## Problem requirements:
Read the lines that follow and pick out every one containing the word "ylabel".

## Listed records:
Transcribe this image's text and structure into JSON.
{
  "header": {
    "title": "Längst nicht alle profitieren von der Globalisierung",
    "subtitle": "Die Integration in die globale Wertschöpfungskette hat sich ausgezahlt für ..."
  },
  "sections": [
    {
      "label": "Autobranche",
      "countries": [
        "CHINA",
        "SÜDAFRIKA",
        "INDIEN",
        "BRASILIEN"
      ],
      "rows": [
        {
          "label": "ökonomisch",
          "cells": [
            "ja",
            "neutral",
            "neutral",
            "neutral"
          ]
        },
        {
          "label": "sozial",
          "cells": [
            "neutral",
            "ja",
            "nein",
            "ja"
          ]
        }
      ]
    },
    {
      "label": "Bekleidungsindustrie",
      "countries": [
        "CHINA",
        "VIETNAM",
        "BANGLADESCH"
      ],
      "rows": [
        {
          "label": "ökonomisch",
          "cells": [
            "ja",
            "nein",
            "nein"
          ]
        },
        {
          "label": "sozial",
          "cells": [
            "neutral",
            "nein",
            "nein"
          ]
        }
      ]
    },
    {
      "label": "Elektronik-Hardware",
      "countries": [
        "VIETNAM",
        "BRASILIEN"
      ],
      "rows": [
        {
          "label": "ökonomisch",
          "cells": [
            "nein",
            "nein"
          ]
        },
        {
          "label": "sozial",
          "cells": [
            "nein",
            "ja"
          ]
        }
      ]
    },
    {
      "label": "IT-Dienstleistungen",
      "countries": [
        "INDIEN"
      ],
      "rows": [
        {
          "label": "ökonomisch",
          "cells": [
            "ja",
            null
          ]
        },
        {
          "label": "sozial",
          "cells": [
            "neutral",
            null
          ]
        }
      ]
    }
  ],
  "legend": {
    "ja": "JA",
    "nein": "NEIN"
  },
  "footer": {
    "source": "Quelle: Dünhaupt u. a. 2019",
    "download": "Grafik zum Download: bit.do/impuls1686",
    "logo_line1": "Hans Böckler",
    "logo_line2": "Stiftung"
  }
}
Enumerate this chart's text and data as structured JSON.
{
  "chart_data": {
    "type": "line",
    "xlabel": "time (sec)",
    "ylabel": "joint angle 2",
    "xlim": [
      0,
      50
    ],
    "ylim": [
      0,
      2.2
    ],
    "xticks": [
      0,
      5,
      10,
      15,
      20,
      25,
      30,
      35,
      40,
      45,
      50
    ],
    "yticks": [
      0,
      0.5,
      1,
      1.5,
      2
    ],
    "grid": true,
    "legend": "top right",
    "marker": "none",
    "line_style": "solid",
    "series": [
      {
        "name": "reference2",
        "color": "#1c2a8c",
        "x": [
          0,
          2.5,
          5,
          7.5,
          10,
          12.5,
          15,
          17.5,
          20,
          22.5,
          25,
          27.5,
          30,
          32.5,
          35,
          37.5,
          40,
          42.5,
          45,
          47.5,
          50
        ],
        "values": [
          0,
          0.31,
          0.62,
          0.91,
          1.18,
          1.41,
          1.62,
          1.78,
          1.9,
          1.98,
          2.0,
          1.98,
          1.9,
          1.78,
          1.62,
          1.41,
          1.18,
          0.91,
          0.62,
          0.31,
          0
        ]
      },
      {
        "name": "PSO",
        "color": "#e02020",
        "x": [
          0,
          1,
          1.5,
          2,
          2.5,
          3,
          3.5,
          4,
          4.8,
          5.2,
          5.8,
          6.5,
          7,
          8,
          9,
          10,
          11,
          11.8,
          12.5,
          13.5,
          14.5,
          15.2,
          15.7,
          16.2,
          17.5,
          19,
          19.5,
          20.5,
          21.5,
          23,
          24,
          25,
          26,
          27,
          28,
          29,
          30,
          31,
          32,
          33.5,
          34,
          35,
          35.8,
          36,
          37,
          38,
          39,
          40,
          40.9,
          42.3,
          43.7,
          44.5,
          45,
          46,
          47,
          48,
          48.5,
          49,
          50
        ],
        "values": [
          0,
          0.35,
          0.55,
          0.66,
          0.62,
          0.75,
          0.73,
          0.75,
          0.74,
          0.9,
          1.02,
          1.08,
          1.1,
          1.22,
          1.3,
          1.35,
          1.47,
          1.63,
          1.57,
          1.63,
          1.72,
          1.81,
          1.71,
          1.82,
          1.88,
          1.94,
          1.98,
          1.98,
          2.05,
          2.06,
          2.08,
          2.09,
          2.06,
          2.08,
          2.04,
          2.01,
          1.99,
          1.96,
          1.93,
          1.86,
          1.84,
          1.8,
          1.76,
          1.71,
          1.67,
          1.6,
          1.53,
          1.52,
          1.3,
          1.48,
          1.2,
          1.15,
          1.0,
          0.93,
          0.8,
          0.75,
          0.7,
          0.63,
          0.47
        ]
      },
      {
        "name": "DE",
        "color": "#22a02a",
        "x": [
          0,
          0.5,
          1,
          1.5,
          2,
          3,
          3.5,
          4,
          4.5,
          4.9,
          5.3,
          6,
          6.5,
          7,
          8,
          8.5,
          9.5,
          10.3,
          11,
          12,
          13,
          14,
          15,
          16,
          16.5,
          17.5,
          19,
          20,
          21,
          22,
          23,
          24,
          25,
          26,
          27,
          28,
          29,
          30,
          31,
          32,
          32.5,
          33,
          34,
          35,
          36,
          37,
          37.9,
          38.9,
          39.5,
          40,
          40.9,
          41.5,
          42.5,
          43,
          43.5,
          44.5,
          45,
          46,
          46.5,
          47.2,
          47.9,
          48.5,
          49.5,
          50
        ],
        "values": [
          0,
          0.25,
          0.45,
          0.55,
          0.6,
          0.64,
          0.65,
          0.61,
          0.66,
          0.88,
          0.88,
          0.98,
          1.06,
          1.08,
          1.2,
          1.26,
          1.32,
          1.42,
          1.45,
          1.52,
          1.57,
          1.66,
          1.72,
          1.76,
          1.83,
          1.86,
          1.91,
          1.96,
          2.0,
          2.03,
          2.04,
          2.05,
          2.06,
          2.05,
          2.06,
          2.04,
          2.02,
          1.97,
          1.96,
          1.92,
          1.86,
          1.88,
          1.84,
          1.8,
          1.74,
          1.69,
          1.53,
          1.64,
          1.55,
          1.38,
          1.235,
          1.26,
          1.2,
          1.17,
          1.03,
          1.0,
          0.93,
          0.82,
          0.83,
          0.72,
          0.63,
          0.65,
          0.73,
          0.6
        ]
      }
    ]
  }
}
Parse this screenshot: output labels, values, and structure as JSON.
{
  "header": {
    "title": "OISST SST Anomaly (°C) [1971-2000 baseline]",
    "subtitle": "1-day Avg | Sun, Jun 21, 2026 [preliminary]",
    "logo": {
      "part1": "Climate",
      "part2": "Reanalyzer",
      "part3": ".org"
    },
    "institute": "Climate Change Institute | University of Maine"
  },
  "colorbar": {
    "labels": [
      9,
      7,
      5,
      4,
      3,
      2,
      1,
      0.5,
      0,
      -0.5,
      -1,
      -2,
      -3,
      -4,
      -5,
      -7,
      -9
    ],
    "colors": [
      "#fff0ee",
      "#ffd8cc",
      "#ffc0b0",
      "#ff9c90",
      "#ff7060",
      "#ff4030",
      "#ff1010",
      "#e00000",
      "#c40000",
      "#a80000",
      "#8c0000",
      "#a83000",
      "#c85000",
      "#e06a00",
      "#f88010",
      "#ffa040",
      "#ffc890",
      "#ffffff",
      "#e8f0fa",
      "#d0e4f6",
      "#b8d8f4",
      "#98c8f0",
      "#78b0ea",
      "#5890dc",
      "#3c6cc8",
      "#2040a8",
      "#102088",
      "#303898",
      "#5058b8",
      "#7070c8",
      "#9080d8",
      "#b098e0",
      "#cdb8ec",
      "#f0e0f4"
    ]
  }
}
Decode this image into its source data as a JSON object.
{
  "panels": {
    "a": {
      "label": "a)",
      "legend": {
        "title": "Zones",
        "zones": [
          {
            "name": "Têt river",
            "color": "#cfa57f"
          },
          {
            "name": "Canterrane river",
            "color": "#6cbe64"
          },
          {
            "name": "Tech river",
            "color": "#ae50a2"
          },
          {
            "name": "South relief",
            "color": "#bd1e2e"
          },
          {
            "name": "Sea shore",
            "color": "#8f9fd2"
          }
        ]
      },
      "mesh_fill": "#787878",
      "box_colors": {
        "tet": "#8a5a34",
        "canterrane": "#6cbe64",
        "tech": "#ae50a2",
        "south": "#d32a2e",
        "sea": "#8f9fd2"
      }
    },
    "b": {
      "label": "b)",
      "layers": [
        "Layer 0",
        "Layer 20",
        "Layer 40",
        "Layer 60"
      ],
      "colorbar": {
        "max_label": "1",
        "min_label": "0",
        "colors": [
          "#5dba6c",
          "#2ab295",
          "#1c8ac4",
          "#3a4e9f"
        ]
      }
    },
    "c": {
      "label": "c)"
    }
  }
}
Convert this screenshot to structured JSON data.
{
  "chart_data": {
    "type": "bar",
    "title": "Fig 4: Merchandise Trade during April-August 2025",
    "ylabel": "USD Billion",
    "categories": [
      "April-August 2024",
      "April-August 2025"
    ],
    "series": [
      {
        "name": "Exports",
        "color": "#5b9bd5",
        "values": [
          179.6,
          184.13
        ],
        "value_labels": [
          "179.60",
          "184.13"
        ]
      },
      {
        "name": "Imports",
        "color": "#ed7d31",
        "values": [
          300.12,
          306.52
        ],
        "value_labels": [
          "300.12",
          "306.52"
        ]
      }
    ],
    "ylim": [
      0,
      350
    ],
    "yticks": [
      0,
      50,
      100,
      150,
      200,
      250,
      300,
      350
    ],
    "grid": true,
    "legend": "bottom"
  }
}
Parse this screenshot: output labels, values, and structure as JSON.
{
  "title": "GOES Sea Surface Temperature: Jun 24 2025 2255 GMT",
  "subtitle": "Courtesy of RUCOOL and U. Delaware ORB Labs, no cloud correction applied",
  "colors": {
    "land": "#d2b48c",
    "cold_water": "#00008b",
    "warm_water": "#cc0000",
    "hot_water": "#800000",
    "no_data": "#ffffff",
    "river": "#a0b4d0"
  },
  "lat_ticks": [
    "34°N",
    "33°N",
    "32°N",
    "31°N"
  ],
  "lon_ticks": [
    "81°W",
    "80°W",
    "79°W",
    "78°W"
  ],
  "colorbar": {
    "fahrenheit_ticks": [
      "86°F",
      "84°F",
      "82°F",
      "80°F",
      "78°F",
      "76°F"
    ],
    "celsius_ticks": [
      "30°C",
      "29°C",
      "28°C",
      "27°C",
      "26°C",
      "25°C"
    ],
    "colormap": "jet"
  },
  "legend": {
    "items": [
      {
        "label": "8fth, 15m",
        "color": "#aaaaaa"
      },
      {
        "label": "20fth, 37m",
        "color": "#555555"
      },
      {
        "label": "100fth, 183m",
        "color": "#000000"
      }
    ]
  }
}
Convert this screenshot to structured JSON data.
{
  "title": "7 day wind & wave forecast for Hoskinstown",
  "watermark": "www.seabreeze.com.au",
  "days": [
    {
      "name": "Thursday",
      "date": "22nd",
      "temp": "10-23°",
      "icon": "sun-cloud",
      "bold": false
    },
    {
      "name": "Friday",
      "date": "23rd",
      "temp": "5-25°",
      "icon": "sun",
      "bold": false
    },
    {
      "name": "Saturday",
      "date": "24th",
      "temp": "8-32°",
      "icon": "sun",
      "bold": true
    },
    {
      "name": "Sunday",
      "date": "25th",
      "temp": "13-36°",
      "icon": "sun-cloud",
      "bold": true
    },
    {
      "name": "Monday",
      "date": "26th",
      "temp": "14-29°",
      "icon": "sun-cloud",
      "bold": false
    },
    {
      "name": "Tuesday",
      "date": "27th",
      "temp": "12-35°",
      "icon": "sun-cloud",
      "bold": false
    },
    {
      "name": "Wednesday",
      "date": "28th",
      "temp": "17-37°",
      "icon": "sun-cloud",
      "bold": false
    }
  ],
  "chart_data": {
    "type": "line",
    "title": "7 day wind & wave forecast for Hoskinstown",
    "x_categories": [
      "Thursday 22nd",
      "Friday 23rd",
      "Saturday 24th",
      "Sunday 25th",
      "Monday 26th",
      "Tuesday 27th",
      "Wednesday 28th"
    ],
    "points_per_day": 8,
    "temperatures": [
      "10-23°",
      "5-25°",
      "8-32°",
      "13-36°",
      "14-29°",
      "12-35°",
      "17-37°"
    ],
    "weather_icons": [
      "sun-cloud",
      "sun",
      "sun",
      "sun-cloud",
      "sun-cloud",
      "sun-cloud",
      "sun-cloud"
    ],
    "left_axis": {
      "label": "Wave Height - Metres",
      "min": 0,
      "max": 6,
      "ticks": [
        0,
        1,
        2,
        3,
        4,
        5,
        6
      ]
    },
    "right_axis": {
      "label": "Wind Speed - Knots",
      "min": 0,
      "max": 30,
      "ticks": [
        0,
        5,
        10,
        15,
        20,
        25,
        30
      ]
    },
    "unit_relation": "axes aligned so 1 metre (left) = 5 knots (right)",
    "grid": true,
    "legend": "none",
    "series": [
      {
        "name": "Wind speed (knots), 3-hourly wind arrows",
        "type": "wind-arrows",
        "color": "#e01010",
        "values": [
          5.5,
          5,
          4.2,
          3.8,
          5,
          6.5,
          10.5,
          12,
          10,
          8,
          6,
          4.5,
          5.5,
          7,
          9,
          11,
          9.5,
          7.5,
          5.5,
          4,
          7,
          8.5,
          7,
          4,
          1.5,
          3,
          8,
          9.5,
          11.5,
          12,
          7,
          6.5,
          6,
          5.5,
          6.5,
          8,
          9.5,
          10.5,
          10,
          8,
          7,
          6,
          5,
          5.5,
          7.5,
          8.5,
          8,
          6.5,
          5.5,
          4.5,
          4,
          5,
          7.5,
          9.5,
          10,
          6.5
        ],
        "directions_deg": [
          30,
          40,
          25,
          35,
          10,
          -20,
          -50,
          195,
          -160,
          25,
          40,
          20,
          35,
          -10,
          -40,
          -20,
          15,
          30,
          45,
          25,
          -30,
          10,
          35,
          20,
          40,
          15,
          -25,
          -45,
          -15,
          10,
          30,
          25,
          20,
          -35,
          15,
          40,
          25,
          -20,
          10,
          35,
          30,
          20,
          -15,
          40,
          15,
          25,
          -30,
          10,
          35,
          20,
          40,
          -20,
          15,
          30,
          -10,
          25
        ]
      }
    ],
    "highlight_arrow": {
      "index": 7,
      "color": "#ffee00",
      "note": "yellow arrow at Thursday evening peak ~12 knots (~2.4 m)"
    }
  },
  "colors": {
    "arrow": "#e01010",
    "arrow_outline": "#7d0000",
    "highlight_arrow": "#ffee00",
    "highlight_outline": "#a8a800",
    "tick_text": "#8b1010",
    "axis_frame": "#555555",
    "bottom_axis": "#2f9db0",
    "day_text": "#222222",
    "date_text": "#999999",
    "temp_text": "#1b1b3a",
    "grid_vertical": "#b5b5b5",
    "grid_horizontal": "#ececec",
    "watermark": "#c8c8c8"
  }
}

## Output of the exercise:
    "ylabel": "joint angle 2",
    "ylabel": "USD Billion",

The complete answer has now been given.